[Records contained in a dataset]

** begin **

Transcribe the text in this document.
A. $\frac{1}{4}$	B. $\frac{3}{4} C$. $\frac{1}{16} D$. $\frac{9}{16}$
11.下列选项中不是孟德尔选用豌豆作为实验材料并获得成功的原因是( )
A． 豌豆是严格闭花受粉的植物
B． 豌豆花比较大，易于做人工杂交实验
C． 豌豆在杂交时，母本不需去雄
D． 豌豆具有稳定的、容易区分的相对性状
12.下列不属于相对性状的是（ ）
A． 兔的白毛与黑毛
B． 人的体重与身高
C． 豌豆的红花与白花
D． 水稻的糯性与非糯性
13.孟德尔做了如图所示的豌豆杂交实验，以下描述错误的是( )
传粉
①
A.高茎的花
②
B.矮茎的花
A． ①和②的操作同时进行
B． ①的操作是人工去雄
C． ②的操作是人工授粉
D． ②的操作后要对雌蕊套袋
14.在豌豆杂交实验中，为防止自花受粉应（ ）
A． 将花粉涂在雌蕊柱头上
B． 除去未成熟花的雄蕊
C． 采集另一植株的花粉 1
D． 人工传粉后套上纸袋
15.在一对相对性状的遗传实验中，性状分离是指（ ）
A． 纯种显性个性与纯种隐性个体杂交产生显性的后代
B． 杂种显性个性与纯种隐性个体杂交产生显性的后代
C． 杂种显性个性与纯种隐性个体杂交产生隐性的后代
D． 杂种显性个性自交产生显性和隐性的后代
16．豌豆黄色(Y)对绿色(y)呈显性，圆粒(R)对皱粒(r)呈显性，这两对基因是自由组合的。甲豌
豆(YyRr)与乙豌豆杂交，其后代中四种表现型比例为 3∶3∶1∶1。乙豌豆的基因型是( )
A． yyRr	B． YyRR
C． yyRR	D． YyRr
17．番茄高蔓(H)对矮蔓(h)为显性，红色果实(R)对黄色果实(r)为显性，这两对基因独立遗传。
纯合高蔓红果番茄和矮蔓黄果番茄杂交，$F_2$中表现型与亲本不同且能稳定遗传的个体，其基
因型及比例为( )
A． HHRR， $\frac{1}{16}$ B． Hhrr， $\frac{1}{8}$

** end **

** EXERCISE DETAILS **
Look through the entries above and count each line holding "frac"; report the count alone.

** OUTPUT **
2